* Stated exercise
Can you transcribe every entry word for word, skipping the images?

* Supplied material
════════════════════

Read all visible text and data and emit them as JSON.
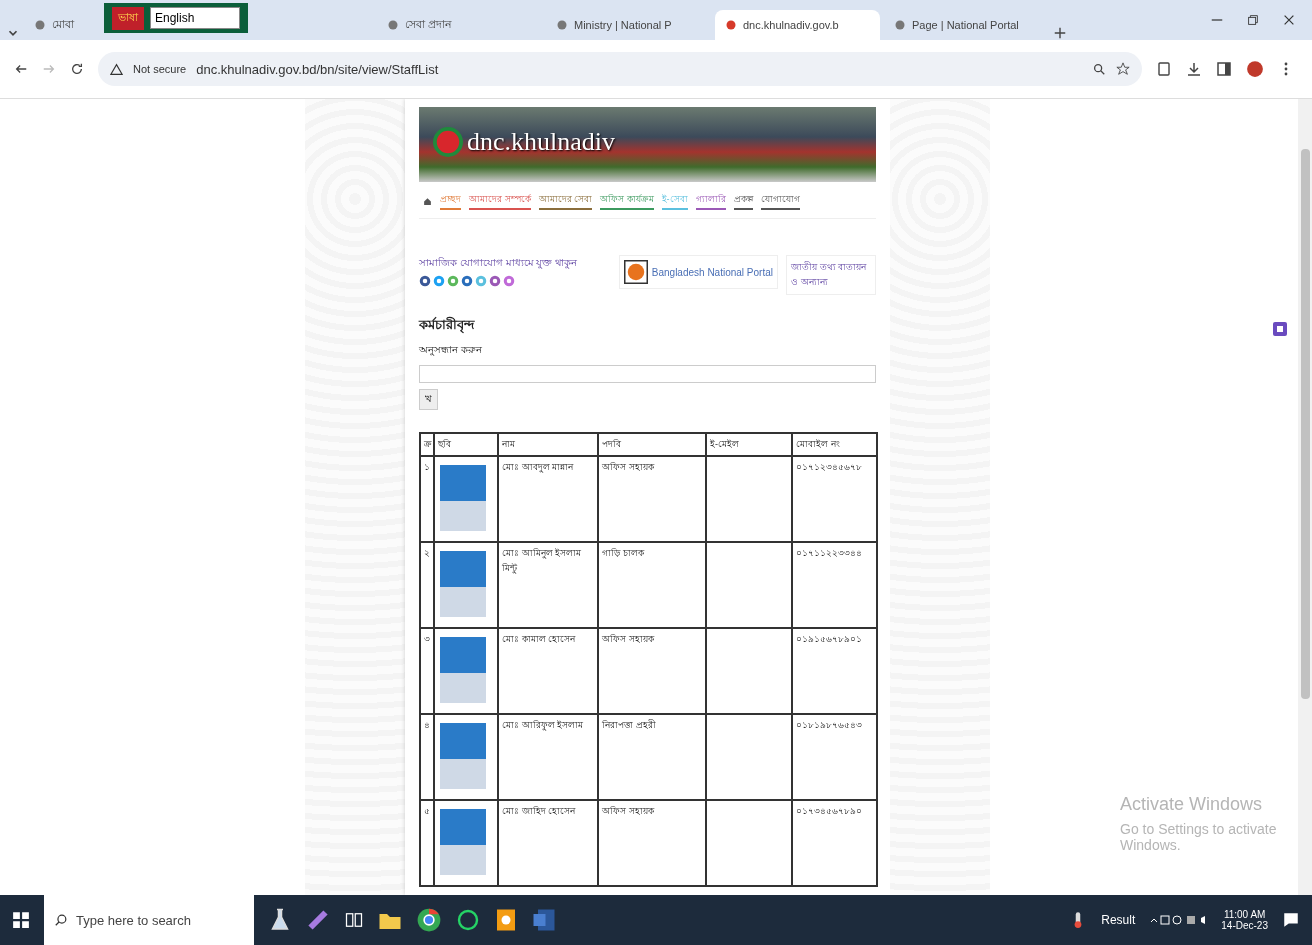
{
  "browser": {
    "tabs": [
      {
        "title": "মোবা",
        "selected": false
      },
      {
        "title": "সেবা প্রদান",
        "selected": false
      },
      {
        "title": "Ministry | National P",
        "selected": false
      },
      {
        "title": "dnc.khulnadiv.gov.b",
        "selected": true
      },
      {
        "title": "Page | National Portal",
        "selected": false
      }
    ],
    "language_widget": {
      "label": "ভাষা",
      "value": "English"
    },
    "address": {
      "security": "Not secure",
      "url": "dnc.khulnadiv.gov.bd/bn/site/view/StaffList"
    }
  },
  "site": {
    "logo_text": "dnc.khulnadiv",
    "menu": [
      {
        "label": "প্রচ্ছদ",
        "color": "#e07b39"
      },
      {
        "label": "আমাদের সম্পর্কে",
        "color": "#d9534f"
      },
      {
        "label": "আমাদের সেবা",
        "color": "#8a6d3b"
      },
      {
        "label": "অফিস কার্যক্রম",
        "color": "#3c9a5f"
      },
      {
        "label": "ই-সেবা",
        "color": "#5bc0de"
      },
      {
        "label": "গ্যালারি",
        "color": "#9b59b6"
      },
      {
        "label": "প্রকল্প",
        "color": "#555555"
      },
      {
        "label": "যোগাযোগ",
        "color": "#555555"
      }
    ],
    "social_label": "সামাজিক যোগাযোগ মাধ্যমে যুক্ত থাকুন",
    "social_icons": [
      {
        "color": "#3b5998"
      },
      {
        "color": "#1da1f2"
      },
      {
        "color": "#5cb85c"
      },
      {
        "color": "#2a6ebb"
      },
      {
        "color": "#5bc0de"
      },
      {
        "color": "#9b59b6"
      },
      {
        "color": "#c06ad8"
      }
    ],
    "portal_title": "Bangladesh National Portal",
    "side_link": "জাতীয় তথ্য বাতায়ন ও অন্যান্য",
    "heading": "কর্মচারীবৃন্দ",
    "search_label": "অনুসন্ধান করুন",
    "search_button": "খ",
    "table": {
      "columns": [
        "ক্র",
        "ছবি",
        "নাম",
        "পদবি",
        "ই-মেইল",
        "মোবাইল নং"
      ],
      "rows": [
        {
          "sl": "১",
          "name": "মোঃ আবদুল মান্নান",
          "designation": "অফিস সহায়ক",
          "email": "",
          "mobile": "০১৭১২৩৪৫৬৭৮"
        },
        {
          "sl": "২",
          "name": "মোঃ আমিনুল ইসলাম মিন্টু",
          "designation": "গাড়ি চালক",
          "email": "",
          "mobile": "০১৭১১২২৩৩৪৪"
        },
        {
          "sl": "৩",
          "name": "মোঃ কামাল হোসেন",
          "designation": "অফিস সহায়ক",
          "email": "",
          "mobile": "০১৯১৫৬৭৮৯০১"
        },
        {
          "sl": "৪",
          "name": "মোঃ আরিফুল ইসলাম",
          "designation": "নিরাপত্তা প্রহরী",
          "email": "",
          "mobile": "০১৮১৯৮৭৬৫৪৩"
        },
        {
          "sl": "৫",
          "name": "মোঃ জাহিদ হোসেন",
          "designation": "অফিস সহায়ক",
          "email": "",
          "mobile": "০১৭৩৪৫৬৭৮৯০"
        }
      ]
    }
  },
  "watermark_os": {
    "title": "Activate Windows",
    "subtitle": "Go to Settings to activate Windows."
  },
  "taskbar": {
    "search_placeholder": "Type here to search",
    "result_label": "Result",
    "time": "11:00 AM",
    "date": "14-Dec-23"
  }
}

════════════════════

* Correct response
Read all visible text and data and emit them as JSON.
{
  "browser": {
    "tabs": [
      {
        "title": "মোবা",
        "selected": false
      },
      {
        "title": "সেবা প্রদান",
        "selected": false
      },
      {
        "title": "Ministry | National P",
        "selected": false
      },
      {
        "title": "dnc.khulnadiv.gov.b",
        "selected": true
      },
      {
        "title": "Page | National Portal",
        "selected": false
      }
    ],
    "language_widget": {
      "label": "ভাষা",
      "value": "English"
    },
    "address": {
      "security": "Not secure",
      "url": "dnc.khulnadiv.gov.bd/bn/site/view/StaffList"
    }
  },
  "site": {
    "logo_text": "dnc.khulnadiv",
    "menu": [
      {
        "label": "প্রচ্ছদ",
        "color": "#e07b39"
      },
      {
        "label": "আমাদের সম্পর্কে",
        "color": "#d9534f"
      },
      {
        "label": "আমাদের সেবা",
        "color": "#8a6d3b"
      },
      {
        "label": "অফিস কার্যক্রম",
        "color": "#3c9a5f"
      },
      {
        "label": "ই-সেবা",
        "color": "#5bc0de"
      },
      {
        "label": "গ্যালারি",
        "color": "#9b59b6"
      },
      {
        "label": "প্রকল্প",
        "color": "#555555"
      },
      {
        "label": "যোগাযোগ",
        "color": "#555555"
      }
    ],
    "social_label": "সামাজিক যোগাযোগ মাধ্যমে যুক্ত থাকুন",
    "social_icons": [
      {
        "color": "#3b5998"
      },
      {
        "color": "#1da1f2"
      },
      {
        "color": "#5cb85c"
      },
      {
        "color": "#2a6ebb"
      },
      {
        "color": "#5bc0de"
      },
      {
        "color": "#9b59b6"
      },
      {
        "color": "#c06ad8"
      }
    ],
    "portal_title": "Bangladesh National Portal",
    "side_link": "জাতীয় তথ্য বাতায়ন ও অন্যান্য",
    "heading": "কর্মচারীবৃন্দ",
    "search_label": "অনুসন্ধান করুন",
    "search_button": "খ",
    "table": {
      "columns": [
        "ক্র",
        "ছবি",
        "নাম",
        "পদবি",
        "ই-মেইল",
        "মোবাইল নং"
      ],
      "rows": [
        {
          "sl": "১",
          "name": "মোঃ আবদুল মান্নান",
          "designation": "অফিস সহায়ক",
          "email": "",
          "mobile": "০১৭১২৩৪৫৬৭৮"
        },
        {
          "sl": "২",
          "name": "মোঃ আমিনুল ইসলাম মিন্টু",
          "designation": "গাড়ি চালক",
          "email": "",
          "mobile": "০১৭১১২২৩৩৪৪"
        },
        {
          "sl": "৩",
          "name": "মোঃ কামাল হোসেন",
          "designation": "অফিস সহায়ক",
          "email": "",
          "mobile": "০১৯১৫৬৭৮৯০১"
        },
        {
          "sl": "৪",
          "name": "মোঃ আরিফুল ইসলাম",
          "designation": "নিরাপত্তা প্রহরী",
          "email": "",
          "mobile": "০১৮১৯৮৭৬৫৪৩"
        },
        {
          "sl": "৫",
          "name": "মোঃ জাহিদ হোসেন",
          "designation": "অফিস সহায়ক",
          "email": "",
          "mobile": "০১৭৩৪৫৬৭৮৯০"
        }
      ]
    }
  },
  "watermark_os": {
    "title": "Activate Windows",
    "subtitle": "Go to Settings to activate Windows."
  },
  "taskbar": {
    "search_placeholder": "Type here to search",
    "result_label": "Result",
    "time": "11:00 AM",
    "date": "14-Dec-23"
  }
}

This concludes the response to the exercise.